[BEGIN RECORD LIST]

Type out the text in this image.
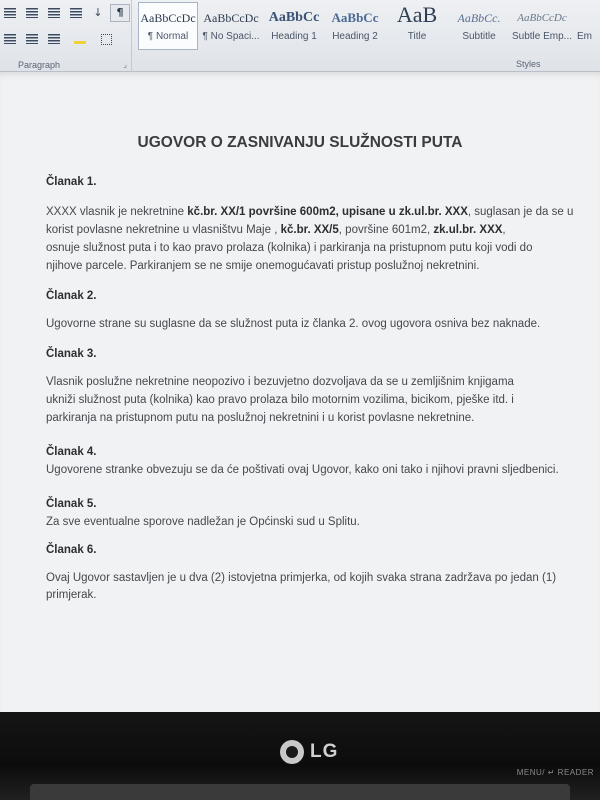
↓	¶
Paragraph	⌟
AaBbCcDc
¶ Normal
AaBbCcDc
¶ No Spaci...
AaBbCc
Heading 1
AaBbCc
Heading 2
AaB
Title
AaBbCc.
Subtitle
AaBbCcDc
Subtle Emp... Em
Styles
UGOVOR O ZASNIVANJU SLUŽNOSTI PUTA
Članak 1.
XXXX vlasnik je nekretnine kč.br. XX/1 površine 600m2, upisane u zk.ul.br. XXX, suglasan je da se u
korist povlasne nekretnine u vlasništvu Maje , kč.br. XX/5, površine 601m2, zk.ul.br. XXX,
osnuje služnost puta i to kao pravo prolaza (kolnika) i parkiranja na pristupnom putu koji vodi do
njihove parcele. Parkiranjem se ne smije onemogućavati pristup poslužnoj nekretnini.
Članak 2.
Ugovorne strane su suglasne da se služnost puta iz članka 2. ovog ugovora osniva bez naknade.
Članak 3.
Vlasnik poslužne nekretnine neopozivo i bezuvjetno dozvoljava da se u zemljišnim knjigama
ukniži služnost puta (kolnika) kao pravo prolaza bilo motornim vozilima, bicikom, pješke itd. i
parkiranja na pristupnom putu na poslužnoj nekretnini i u korist povlasne nekretnine.
Članak 4.
Ugovorene stranke obvezuju se da će poštivati ovaj Ugovor, kako oni tako i njihovi pravni sljedbenici.
Članak 5.
Za sve eventualne sporove nadležan je Općinski sud u Splitu.
Članak 6.
Ovaj Ugovor sastavljen je u dva (2) istovjetna primjerka, od kojih svaka strana zadržava po jedan (1)
primjerak.
LG
MENU/ ↵ READER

[END RECORD LIST]

**EXERCISE PROMPT**
Copy the listing word for word, excluding its pictures.

**SOLUTION TO THIS TASK**
Type out the text in this image.
↓	¶
Paragraph	⌟
AaBbCcDc
¶ Normal
AaBbCcDc
¶ No Spaci...
AaBbCc
Heading 1
AaBbCc
Heading 2
AaB
Title
AaBbCc.
Subtitle
AaBbCcDc
Subtle Emp... Em
Styles
UGOVOR O ZASNIVANJU SLUŽNOSTI PUTA
Članak 1.
XXXX vlasnik je nekretnine kč.br. XX/1 površine 600m2, upisane u zk.ul.br. XXX, suglasan je da se u
korist povlasne nekretnine u vlasništvu Maje , kč.br. XX/5, površine 601m2, zk.ul.br. XXX,
osnuje služnost puta i to kao pravo prolaza (kolnika) i parkiranja na pristupnom putu koji vodi do
njihove parcele. Parkiranjem se ne smije onemogućavati pristup poslužnoj nekretnini.
Članak 2.
Ugovorne strane su suglasne da se služnost puta iz članka 2. ovog ugovora osniva bez naknade.
Članak 3.
Vlasnik poslužne nekretnine neopozivo i bezuvjetno dozvoljava da se u zemljišnim knjigama
ukniži služnost puta (kolnika) kao pravo prolaza bilo motornim vozilima, bicikom, pješke itd. i
parkiranja na pristupnom putu na poslužnoj nekretnini i u korist povlasne nekretnine.
Članak 4.
Ugovorene stranke obvezuju se da će poštivati ovaj Ugovor, kako oni tako i njihovi pravni sljedbenici.
Članak 5.
Za sve eventualne sporove nadležan je Općinski sud u Splitu.
Članak 6.
Ovaj Ugovor sastavljen je u dva (2) istovjetna primjerka, od kojih svaka strana zadržava po jedan (1)
primjerak.
LG
MENU/ ↵ READER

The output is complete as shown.